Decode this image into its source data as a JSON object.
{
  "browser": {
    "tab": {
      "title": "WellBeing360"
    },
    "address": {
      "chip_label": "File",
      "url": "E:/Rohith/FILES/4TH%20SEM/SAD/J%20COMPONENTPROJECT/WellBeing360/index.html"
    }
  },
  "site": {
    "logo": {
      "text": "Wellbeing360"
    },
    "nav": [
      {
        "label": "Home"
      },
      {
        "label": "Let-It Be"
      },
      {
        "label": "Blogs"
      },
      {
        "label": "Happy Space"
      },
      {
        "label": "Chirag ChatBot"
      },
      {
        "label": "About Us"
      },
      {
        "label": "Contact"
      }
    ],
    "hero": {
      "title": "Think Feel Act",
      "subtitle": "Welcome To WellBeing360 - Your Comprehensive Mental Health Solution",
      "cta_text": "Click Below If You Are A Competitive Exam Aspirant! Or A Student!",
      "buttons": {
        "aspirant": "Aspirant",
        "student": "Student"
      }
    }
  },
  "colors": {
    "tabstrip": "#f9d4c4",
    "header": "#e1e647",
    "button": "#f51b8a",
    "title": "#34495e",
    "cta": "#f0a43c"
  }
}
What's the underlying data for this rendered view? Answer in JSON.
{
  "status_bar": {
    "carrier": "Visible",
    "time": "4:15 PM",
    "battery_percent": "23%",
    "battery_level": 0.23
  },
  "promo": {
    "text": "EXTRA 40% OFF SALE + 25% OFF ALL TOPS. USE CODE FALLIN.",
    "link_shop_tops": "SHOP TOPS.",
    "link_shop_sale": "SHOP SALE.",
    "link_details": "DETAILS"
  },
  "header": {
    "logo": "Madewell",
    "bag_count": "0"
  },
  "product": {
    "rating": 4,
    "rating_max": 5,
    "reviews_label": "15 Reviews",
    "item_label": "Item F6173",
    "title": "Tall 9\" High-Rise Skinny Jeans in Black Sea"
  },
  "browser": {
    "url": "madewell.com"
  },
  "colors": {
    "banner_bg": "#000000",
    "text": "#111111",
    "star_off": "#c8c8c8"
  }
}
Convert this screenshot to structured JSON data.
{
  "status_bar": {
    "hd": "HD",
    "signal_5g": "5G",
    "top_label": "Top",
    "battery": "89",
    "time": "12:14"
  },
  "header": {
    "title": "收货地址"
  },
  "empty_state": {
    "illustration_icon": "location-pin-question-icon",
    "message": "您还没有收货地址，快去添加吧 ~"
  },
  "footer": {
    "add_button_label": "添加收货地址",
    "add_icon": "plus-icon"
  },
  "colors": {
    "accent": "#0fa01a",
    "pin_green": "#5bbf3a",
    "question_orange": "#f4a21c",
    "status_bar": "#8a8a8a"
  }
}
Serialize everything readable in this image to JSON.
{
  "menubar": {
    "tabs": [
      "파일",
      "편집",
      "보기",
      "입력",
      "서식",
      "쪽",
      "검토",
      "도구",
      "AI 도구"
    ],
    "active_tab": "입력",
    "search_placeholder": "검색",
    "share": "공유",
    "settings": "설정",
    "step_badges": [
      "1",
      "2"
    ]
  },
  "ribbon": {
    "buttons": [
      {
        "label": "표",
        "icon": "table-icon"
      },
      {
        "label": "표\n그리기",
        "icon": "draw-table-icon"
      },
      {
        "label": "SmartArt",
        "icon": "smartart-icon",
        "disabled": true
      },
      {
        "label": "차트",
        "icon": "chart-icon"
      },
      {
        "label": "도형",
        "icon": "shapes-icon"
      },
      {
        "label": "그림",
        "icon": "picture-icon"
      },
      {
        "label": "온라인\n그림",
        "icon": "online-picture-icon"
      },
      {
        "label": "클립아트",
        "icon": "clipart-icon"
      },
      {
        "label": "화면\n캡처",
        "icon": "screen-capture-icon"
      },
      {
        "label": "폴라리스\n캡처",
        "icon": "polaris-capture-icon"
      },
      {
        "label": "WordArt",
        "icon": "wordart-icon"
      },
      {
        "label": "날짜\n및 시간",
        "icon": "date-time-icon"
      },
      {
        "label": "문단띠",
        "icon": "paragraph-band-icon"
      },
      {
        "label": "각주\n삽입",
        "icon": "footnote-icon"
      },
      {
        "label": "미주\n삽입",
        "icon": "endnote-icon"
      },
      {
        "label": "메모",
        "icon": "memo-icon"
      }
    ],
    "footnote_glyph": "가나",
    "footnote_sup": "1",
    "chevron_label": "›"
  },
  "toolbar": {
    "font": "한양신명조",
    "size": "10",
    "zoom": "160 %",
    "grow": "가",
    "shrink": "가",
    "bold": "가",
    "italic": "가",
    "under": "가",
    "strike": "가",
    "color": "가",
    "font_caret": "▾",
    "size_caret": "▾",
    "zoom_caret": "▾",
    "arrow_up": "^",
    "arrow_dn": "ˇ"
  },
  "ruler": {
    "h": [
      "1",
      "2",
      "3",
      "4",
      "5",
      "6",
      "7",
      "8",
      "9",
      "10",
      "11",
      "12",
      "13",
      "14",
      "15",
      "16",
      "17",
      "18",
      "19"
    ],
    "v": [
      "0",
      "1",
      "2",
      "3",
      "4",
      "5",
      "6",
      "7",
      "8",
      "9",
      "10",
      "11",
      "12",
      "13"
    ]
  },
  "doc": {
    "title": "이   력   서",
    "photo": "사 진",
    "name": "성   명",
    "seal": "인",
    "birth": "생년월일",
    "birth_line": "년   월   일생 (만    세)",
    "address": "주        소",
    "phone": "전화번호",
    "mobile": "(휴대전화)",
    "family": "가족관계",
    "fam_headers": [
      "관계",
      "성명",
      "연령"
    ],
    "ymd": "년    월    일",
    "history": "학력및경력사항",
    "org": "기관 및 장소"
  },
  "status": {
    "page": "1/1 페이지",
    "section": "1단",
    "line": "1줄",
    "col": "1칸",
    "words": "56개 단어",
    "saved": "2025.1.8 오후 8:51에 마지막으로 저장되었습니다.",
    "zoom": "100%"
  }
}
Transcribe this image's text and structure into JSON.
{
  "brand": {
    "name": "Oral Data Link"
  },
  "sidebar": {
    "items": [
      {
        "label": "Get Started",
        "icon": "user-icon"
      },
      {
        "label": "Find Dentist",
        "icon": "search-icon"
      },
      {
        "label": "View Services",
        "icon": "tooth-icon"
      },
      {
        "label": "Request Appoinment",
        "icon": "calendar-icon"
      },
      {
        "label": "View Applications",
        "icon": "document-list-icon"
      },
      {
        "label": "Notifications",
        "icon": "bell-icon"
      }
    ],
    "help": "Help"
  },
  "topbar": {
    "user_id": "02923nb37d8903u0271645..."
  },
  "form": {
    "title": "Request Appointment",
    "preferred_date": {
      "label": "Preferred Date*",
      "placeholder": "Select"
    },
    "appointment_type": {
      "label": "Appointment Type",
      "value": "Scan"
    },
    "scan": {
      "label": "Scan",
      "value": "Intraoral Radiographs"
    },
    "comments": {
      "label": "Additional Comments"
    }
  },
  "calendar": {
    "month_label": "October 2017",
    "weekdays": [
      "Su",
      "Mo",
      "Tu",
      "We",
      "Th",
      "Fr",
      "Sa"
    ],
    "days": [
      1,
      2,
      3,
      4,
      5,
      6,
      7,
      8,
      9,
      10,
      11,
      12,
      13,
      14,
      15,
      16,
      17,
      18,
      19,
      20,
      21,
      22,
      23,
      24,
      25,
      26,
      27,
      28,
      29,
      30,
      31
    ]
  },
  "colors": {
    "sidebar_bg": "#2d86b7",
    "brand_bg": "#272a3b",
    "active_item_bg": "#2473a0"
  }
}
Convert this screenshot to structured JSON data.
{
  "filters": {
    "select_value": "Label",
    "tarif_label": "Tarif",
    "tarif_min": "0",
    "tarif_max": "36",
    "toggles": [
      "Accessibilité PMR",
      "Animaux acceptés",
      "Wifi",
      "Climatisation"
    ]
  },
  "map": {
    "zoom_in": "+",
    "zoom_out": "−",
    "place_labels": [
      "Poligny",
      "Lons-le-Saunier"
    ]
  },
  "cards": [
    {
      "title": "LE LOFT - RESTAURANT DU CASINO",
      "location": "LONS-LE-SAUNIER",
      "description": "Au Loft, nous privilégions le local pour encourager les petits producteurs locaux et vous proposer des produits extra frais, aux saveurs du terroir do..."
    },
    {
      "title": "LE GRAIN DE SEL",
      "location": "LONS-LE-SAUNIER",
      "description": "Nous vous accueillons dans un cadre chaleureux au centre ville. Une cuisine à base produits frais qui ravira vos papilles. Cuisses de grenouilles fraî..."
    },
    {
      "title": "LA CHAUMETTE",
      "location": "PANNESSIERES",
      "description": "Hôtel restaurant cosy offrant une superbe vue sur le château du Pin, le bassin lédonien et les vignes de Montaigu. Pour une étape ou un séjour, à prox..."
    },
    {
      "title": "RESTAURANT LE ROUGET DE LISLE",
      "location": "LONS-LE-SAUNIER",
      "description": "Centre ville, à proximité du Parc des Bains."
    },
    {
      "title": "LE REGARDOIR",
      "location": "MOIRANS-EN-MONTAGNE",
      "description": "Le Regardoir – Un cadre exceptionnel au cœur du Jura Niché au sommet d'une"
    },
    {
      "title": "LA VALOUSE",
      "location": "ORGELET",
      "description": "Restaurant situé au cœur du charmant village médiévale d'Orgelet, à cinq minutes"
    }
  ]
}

○ ○ ○ ○

SHORT EXERCISE
Extract all lines from the material above that include the word "location".

FULL SOLUTION
    "illustration_icon": "location-pin-question-icon",
      "location": "LONS-LE-SAUNIER",
      "location": "LONS-LE-SAUNIER",
      "location": "PANNESSIERES",
      "location": "LONS-LE-SAUNIER",
      "location": "MOIRANS-EN-MONTAGNE",
      "location": "ORGELET",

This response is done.